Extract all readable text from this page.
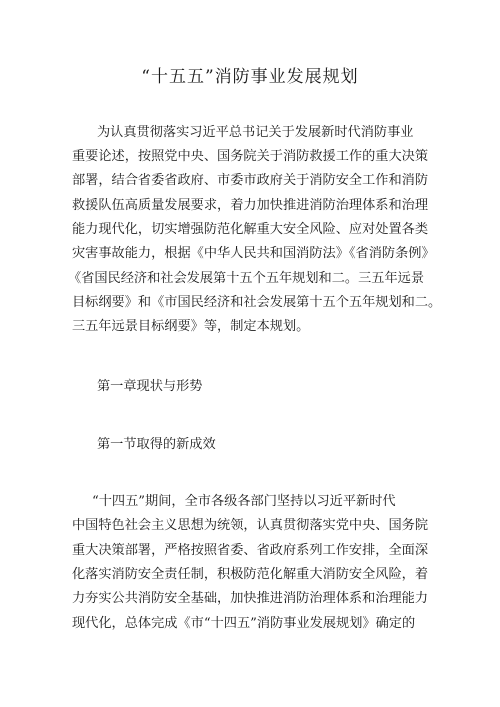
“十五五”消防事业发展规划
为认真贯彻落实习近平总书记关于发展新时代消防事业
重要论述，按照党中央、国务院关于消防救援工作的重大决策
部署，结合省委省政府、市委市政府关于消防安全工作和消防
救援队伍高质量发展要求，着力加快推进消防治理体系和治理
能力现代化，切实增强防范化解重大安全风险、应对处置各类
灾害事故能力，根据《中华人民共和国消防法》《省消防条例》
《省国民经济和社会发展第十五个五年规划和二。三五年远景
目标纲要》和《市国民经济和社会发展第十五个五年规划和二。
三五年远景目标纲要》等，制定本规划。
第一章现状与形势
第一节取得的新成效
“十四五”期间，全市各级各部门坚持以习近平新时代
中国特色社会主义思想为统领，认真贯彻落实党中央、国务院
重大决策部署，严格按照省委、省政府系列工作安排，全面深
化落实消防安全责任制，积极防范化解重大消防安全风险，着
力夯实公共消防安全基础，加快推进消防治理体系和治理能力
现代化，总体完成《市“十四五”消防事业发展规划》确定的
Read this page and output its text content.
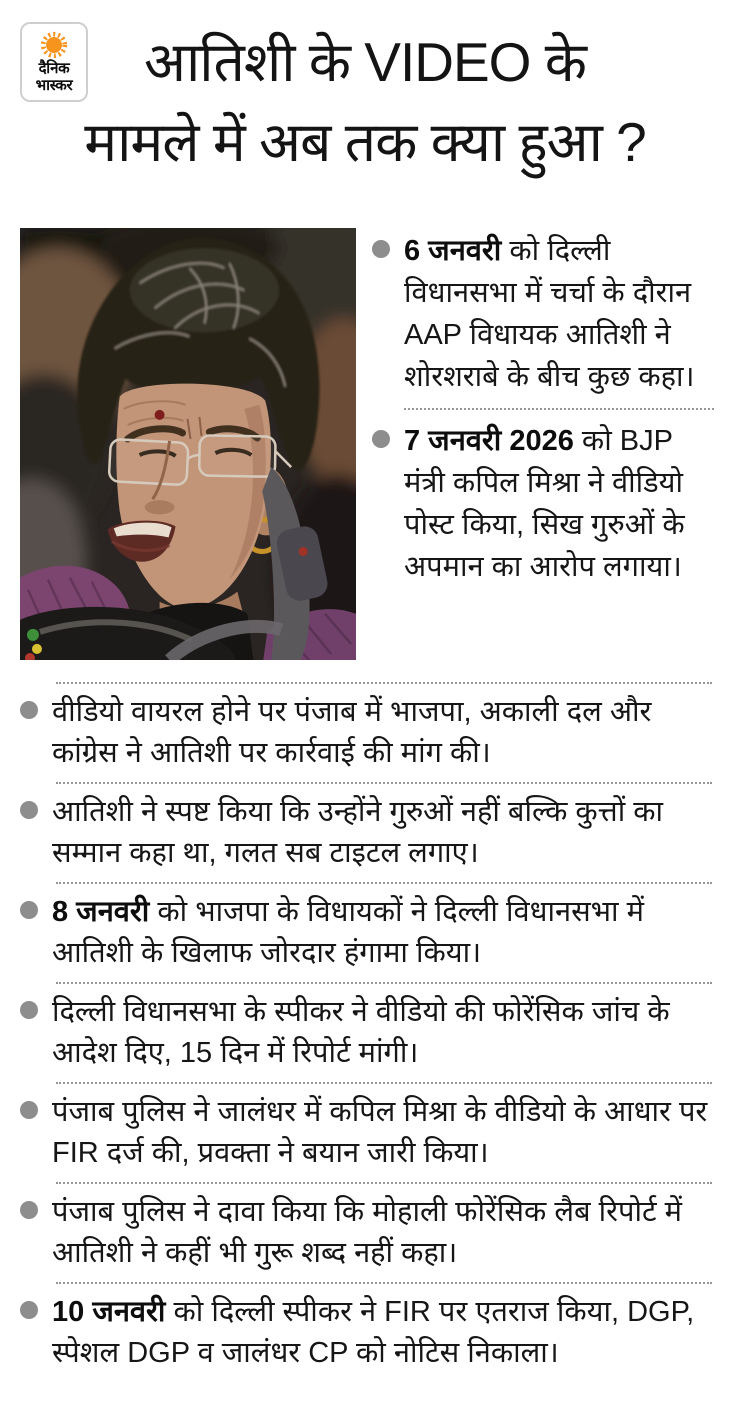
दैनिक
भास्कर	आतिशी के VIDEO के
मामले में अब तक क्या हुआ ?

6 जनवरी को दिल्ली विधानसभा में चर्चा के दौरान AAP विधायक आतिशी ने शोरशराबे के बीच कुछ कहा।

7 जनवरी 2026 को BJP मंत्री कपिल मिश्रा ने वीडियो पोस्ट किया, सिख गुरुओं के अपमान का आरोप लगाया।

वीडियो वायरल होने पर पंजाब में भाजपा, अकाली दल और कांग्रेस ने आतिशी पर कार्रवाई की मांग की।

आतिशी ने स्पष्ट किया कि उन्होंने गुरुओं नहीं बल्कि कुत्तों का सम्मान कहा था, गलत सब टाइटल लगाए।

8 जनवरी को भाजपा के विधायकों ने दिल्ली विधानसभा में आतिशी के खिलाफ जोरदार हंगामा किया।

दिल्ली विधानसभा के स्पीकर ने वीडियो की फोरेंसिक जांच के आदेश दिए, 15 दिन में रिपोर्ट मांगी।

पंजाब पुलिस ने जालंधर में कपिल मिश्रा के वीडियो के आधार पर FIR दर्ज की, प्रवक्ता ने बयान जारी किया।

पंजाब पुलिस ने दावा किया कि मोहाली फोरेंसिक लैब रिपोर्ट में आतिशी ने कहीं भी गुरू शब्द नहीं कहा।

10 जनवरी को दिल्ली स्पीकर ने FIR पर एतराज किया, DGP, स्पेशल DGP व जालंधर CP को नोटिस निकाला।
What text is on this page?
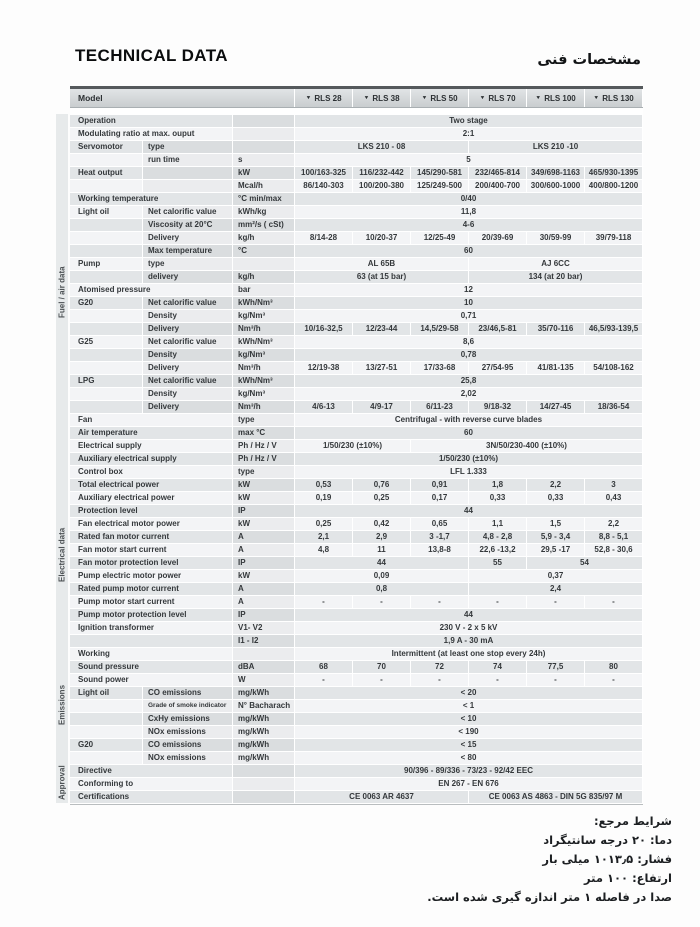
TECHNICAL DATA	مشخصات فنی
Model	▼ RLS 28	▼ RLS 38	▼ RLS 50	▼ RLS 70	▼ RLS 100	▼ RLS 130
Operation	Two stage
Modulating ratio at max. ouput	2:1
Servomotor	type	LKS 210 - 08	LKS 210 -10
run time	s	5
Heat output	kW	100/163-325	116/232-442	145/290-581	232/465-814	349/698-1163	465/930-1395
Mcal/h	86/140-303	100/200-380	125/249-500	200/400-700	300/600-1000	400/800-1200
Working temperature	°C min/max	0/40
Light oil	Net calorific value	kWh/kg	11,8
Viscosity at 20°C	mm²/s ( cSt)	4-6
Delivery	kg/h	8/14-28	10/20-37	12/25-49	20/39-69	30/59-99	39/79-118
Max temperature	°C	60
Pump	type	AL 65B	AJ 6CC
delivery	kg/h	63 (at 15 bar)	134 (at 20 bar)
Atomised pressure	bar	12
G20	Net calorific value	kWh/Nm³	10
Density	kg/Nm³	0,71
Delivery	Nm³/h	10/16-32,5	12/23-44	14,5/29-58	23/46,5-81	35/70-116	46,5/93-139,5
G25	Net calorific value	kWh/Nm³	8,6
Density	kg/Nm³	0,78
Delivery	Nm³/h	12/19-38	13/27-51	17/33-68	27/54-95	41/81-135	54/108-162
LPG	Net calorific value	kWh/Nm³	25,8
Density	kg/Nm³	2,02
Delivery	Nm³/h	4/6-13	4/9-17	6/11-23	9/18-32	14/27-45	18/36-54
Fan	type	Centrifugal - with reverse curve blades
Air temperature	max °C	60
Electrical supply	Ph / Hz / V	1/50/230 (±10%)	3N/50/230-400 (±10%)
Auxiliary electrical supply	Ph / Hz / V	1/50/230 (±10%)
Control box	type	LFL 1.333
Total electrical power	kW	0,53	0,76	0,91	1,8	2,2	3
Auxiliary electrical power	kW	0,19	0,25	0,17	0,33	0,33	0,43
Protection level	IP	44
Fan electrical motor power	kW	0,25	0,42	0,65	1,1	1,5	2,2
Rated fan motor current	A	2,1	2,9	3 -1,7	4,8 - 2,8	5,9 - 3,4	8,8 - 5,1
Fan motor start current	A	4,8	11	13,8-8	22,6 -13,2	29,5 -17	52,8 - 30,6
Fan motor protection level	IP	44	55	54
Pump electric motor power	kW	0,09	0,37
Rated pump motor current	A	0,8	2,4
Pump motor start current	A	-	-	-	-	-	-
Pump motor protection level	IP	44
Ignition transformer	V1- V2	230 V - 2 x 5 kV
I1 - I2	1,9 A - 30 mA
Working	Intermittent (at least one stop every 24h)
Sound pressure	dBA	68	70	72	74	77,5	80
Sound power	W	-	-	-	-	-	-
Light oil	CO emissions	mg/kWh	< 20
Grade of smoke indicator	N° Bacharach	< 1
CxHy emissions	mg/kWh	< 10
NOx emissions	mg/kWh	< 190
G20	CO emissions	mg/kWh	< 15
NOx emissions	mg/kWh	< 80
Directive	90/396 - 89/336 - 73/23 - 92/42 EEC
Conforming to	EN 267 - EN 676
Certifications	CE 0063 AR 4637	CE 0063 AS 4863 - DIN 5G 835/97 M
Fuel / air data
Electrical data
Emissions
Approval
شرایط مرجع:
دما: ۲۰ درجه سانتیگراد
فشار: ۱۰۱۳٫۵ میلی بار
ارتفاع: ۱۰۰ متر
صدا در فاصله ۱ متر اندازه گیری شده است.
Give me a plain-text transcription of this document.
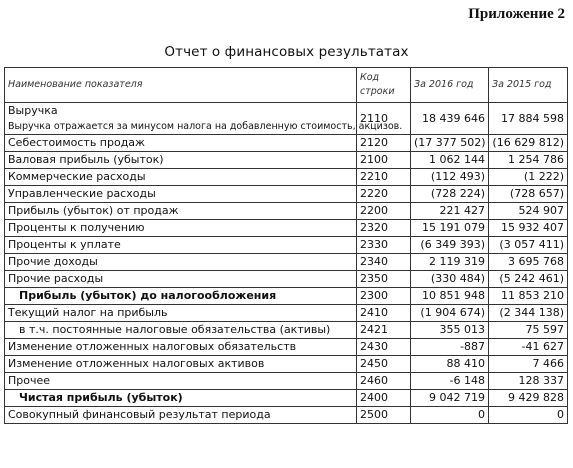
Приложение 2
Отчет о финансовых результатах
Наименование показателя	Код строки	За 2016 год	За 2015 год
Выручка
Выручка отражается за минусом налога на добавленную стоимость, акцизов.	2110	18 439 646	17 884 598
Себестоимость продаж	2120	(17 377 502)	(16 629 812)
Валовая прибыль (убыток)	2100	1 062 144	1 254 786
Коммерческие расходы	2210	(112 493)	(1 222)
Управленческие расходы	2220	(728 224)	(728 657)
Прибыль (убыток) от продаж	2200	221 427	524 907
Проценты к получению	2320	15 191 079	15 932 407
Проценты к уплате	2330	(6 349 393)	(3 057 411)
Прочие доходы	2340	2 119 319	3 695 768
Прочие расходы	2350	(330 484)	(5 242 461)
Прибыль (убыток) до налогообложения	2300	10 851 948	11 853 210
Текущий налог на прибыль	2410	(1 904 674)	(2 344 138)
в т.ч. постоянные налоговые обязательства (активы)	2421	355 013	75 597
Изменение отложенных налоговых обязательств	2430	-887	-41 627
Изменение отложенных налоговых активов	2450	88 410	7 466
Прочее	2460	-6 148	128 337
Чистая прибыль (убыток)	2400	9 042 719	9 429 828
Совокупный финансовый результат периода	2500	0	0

◆ ◆ ◆

_EXERCISE GOAL_: The data above should be repeated exactly, minus any pictures.

_ANSWER BELOW_:
Extract all readable text from this page.
“十五五”消防事业发展规划
为认真贯彻落实习近平总书记关于发展新时代消防事业
重要论述，按照党中央、国务院关于消防救援工作的重大决策
部署，结合省委省政府、市委市政府关于消防安全工作和消防
救援队伍高质量发展要求，着力加快推进消防治理体系和治理
能力现代化，切实增强防范化解重大安全风险、应对处置各类
灾害事故能力，根据《中华人民共和国消防法》《省消防条例》
《省国民经济和社会发展第十五个五年规划和二。三五年远景
目标纲要》和《市国民经济和社会发展第十五个五年规划和二。
三五年远景目标纲要》等，制定本规划。
第一章现状与形势
第一节取得的新成效
“十四五”期间，全市各级各部门坚持以习近平新时代
中国特色社会主义思想为统领，认真贯彻落实党中央、国务院
重大决策部署，严格按照省委、省政府系列工作安排，全面深
化落实消防安全责任制，积极防范化解重大消防安全风险，着
力夯实公共消防安全基础，加快推进消防治理体系和治理能力
现代化，总体完成《市“十四五”消防事业发展规划》确定的
Read this page and output its text content.
दैनिक
भास्कर	आतिशी के VIDEO के
मामले में अब तक क्या हुआ ?

6 जनवरी को दिल्ली विधानसभा में चर्चा के दौरान AAP विधायक आतिशी ने शोरशराबे के बीच कुछ कहा।

7 जनवरी 2026 को BJP मंत्री कपिल मिश्रा ने वीडियो पोस्ट किया, सिख गुरुओं के अपमान का आरोप लगाया।

वीडियो वायरल होने पर पंजाब में भाजपा, अकाली दल और कांग्रेस ने आतिशी पर कार्रवाई की मांग की।

आतिशी ने स्पष्ट किया कि उन्होंने गुरुओं नहीं बल्कि कुत्तों का सम्मान कहा था, गलत सब टाइटल लगाए।

8 जनवरी को भाजपा के विधायकों ने दिल्ली विधानसभा में आतिशी के खिलाफ जोरदार हंगामा किया।

दिल्ली विधानसभा के स्पीकर ने वीडियो की फोरेंसिक जांच के आदेश दिए, 15 दिन में रिपोर्ट मांगी।

पंजाब पुलिस ने जालंधर में कपिल मिश्रा के वीडियो के आधार पर FIR दर्ज की, प्रवक्ता ने बयान जारी किया।

पंजाब पुलिस ने दावा किया कि मोहाली फोरेंसिक लैब रिपोर्ट में आतिशी ने कहीं भी गुरू शब्द नहीं कहा।

10 जनवरी को दिल्ली स्पीकर ने FIR पर एतराज किया, DGP, स्पेशल DGP व जालंधर CP को नोटिस निकाला।
What text is on this page?
TECHNICAL DATA	مشخصات فنی
Model	▼ RLS 28	▼ RLS 38	▼ RLS 50	▼ RLS 70	▼ RLS 100	▼ RLS 130
Operation	Two stage
Modulating ratio at max. ouput	2:1
Servomotor	type	LKS 210 - 08	LKS 210 -10
run time	s	5
Heat output	kW	100/163-325	116/232-442	145/290-581	232/465-814	349/698-1163	465/930-1395
Mcal/h	86/140-303	100/200-380	125/249-500	200/400-700	300/600-1000	400/800-1200
Working temperature	°C min/max	0/40
Light oil	Net calorific value	kWh/kg	11,8
Viscosity at 20°C	mm²/s ( cSt)	4-6
Delivery	kg/h	8/14-28	10/20-37	12/25-49	20/39-69	30/59-99	39/79-118
Max temperature	°C	60
Pump	type	AL 65B	AJ 6CC
delivery	kg/h	63 (at 15 bar)	134 (at 20 bar)
Atomised pressure	bar	12
G20	Net calorific value	kWh/Nm³	10
Density	kg/Nm³	0,71
Delivery	Nm³/h	10/16-32,5	12/23-44	14,5/29-58	23/46,5-81	35/70-116	46,5/93-139,5
G25	Net calorific value	kWh/Nm³	8,6
Density	kg/Nm³	0,78
Delivery	Nm³/h	12/19-38	13/27-51	17/33-68	27/54-95	41/81-135	54/108-162
LPG	Net calorific value	kWh/Nm³	25,8
Density	kg/Nm³	2,02
Delivery	Nm³/h	4/6-13	4/9-17	6/11-23	9/18-32	14/27-45	18/36-54
Fan	type	Centrifugal - with reverse curve blades
Air temperature	max °C	60
Electrical supply	Ph / Hz / V	1/50/230 (±10%)	3N/50/230-400 (±10%)
Auxiliary electrical supply	Ph / Hz / V	1/50/230 (±10%)
Control box	type	LFL 1.333
Total electrical power	kW	0,53	0,76	0,91	1,8	2,2	3
Auxiliary electrical power	kW	0,19	0,25	0,17	0,33	0,33	0,43
Protection level	IP	44
Fan electrical motor power	kW	0,25	0,42	0,65	1,1	1,5	2,2
Rated fan motor current	A	2,1	2,9	3 -1,7	4,8 - 2,8	5,9 - 3,4	8,8 - 5,1
Fan motor start current	A	4,8	11	13,8-8	22,6 -13,2	29,5 -17	52,8 - 30,6
Fan motor protection level	IP	44	55	54
Pump electric motor power	kW	0,09	0,37
Rated pump motor current	A	0,8	2,4
Pump motor start current	A	-	-	-	-	-	-
Pump motor protection level	IP	44
Ignition transformer	V1- V2	230 V - 2 x 5 kV
I1 - I2	1,9 A - 30 mA
Working	Intermittent (at least one stop every 24h)
Sound pressure	dBA	68	70	72	74	77,5	80
Sound power	W	-	-	-	-	-	-
Light oil	CO emissions	mg/kWh	< 20
Grade of smoke indicator	N° Bacharach	< 1
CxHy emissions	mg/kWh	< 10
NOx emissions	mg/kWh	< 190
G20	CO emissions	mg/kWh	< 15
NOx emissions	mg/kWh	< 80
Directive	90/396 - 89/336 - 73/23 - 92/42 EEC
Conforming to	EN 267 - EN 676
Certifications	CE 0063 AR 4637	CE 0063 AS 4863 - DIN 5G 835/97 M
Fuel / air data
Electrical data
Emissions
Approval
شرایط مرجع:
دما: ۲۰ درجه سانتیگراد
فشار: ۱۰۱۳٫۵ میلی بار
ارتفاع: ۱۰۰ متر
صدا در فاصله ۱ متر اندازه گیری شده است.
Give me a plain-text transcription of this document.
Приложение 2
Отчет о финансовых результатах
Наименование показателя	Код строки	За 2016 год	За 2015 год
Выручка
Выручка отражается за минусом налога на добавленную стоимость, акцизов.	2110	18 439 646	17 884 598
Себестоимость продаж	2120	(17 377 502)	(16 629 812)
Валовая прибыль (убыток)	2100	1 062 144	1 254 786
Коммерческие расходы	2210	(112 493)	(1 222)
Управленческие расходы	2220	(728 224)	(728 657)
Прибыль (убыток) от продаж	2200	221 427	524 907
Проценты к получению	2320	15 191 079	15 932 407
Проценты к уплате	2330	(6 349 393)	(3 057 411)
Прочие доходы	2340	2 119 319	3 695 768
Прочие расходы	2350	(330 484)	(5 242 461)
Прибыль (убыток) до налогообложения	2300	10 851 948	11 853 210
Текущий налог на прибыль	2410	(1 904 674)	(2 344 138)
в т.ч. постоянные налоговые обязательства (активы)	2421	355 013	75 597
Изменение отложенных налоговых обязательств	2430	-887	-41 627
Изменение отложенных налоговых активов	2450	88 410	7 466
Прочее	2460	-6 148	128 337
Чистая прибыль (убыток)	2400	9 042 719	9 429 828
Совокупный финансовый результат периода	2500	0	0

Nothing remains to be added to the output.